Problem description »
Report how many lines contain the word "turns", with no other text.

Exercise materials »

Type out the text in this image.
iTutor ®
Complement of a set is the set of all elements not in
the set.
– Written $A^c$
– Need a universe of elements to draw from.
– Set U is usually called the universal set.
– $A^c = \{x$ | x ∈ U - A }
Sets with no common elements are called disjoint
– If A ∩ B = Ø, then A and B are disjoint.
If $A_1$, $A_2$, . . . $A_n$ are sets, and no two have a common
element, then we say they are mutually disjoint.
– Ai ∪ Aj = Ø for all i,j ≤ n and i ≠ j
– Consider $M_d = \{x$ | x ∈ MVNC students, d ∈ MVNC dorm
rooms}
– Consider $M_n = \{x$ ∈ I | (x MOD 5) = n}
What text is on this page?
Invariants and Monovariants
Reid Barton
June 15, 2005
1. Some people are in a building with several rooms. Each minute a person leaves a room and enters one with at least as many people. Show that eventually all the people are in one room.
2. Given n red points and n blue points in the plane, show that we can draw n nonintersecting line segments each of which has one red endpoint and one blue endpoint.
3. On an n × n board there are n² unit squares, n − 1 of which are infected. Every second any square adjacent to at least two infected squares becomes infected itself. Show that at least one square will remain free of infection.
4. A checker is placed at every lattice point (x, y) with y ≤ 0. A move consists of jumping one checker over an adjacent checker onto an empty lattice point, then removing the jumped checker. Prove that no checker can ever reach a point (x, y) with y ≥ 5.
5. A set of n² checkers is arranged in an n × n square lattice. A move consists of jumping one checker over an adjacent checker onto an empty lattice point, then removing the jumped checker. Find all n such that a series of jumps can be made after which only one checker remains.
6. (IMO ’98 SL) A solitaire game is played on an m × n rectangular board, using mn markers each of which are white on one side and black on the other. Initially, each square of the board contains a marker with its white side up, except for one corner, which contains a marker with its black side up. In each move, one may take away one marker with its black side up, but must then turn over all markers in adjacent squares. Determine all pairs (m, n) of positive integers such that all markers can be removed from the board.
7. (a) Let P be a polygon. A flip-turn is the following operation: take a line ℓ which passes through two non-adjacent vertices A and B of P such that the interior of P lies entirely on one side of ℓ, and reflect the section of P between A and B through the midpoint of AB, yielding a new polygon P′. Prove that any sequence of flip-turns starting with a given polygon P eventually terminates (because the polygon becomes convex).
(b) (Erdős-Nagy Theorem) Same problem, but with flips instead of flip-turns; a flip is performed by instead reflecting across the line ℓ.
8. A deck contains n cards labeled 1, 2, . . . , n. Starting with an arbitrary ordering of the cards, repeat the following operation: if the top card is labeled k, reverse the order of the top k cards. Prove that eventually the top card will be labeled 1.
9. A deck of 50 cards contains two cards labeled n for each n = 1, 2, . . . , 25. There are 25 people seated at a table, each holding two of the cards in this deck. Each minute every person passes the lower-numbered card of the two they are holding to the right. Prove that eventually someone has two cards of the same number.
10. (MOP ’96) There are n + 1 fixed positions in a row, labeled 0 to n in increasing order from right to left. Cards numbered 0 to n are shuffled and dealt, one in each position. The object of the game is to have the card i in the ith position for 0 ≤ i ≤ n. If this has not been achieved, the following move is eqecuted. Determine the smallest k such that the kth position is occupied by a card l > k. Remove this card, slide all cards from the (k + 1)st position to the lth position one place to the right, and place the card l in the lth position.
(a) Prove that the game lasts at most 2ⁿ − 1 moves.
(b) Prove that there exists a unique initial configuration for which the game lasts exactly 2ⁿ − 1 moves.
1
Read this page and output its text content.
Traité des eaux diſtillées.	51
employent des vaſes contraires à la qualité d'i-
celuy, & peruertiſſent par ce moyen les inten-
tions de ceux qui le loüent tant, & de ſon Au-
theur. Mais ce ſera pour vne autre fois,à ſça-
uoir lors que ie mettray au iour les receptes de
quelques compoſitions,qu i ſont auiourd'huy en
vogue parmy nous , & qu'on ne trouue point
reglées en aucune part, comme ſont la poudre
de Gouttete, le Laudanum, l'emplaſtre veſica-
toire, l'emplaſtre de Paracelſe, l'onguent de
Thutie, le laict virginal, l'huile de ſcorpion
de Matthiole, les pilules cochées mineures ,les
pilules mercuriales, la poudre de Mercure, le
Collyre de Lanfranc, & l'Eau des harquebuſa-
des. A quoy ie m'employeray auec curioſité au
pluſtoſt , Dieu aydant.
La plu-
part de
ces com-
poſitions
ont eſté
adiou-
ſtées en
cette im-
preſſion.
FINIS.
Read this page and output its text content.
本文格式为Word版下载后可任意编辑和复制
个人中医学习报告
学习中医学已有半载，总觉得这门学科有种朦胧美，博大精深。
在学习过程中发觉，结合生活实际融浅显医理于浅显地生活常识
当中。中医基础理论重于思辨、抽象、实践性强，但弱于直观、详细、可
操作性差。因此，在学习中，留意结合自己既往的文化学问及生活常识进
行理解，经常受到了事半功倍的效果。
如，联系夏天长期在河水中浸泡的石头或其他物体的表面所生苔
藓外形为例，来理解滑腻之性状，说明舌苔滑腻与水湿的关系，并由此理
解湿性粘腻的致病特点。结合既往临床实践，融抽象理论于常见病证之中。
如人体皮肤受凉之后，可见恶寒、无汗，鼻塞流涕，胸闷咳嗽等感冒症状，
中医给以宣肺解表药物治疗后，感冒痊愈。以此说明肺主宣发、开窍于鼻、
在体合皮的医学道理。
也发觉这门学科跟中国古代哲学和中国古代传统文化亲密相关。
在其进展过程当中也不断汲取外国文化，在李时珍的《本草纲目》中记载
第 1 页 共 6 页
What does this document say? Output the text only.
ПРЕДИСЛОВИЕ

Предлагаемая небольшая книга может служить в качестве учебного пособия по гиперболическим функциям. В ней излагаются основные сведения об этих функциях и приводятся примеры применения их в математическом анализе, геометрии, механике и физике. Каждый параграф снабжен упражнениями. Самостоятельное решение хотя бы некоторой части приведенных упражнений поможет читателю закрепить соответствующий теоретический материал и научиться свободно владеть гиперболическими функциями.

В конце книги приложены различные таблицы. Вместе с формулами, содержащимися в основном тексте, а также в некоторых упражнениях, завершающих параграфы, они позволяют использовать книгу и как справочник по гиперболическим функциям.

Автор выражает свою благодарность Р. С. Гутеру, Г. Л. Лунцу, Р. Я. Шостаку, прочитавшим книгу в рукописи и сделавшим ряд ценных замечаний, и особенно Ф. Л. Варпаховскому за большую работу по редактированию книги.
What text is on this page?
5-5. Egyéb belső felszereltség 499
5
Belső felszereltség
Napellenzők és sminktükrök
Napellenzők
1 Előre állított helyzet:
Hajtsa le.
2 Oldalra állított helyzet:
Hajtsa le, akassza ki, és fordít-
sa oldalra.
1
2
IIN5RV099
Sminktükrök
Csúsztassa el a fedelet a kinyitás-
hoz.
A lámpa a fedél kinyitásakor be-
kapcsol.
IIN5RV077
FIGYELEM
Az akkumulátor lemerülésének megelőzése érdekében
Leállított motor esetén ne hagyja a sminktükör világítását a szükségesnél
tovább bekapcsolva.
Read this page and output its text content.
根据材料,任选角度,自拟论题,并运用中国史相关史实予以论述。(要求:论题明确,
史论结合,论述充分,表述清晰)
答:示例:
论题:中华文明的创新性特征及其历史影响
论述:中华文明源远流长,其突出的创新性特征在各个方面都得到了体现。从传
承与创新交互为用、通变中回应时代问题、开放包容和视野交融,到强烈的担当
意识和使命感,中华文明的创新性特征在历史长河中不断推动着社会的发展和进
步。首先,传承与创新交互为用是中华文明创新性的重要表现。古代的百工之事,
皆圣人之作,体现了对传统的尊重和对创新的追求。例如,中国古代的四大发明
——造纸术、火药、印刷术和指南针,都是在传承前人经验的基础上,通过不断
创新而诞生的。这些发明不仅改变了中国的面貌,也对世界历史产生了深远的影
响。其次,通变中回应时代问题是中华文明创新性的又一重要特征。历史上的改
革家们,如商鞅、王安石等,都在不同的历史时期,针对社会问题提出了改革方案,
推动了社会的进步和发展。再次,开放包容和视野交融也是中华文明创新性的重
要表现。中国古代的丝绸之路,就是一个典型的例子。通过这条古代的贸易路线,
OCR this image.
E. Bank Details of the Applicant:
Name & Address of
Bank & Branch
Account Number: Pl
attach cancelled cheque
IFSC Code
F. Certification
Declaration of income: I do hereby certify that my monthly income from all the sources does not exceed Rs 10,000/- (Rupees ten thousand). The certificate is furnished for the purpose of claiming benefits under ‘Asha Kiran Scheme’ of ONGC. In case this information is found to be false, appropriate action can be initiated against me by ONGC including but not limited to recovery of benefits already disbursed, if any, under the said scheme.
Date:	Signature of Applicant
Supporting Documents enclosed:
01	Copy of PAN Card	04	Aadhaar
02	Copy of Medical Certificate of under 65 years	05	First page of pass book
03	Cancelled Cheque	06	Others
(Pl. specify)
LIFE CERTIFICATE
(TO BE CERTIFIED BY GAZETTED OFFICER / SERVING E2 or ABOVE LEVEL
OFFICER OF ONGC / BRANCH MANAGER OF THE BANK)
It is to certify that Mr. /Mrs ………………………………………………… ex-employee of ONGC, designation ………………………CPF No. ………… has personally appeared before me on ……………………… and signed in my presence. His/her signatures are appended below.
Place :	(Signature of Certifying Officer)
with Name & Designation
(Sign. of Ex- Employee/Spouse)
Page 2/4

Result of the exercise »
2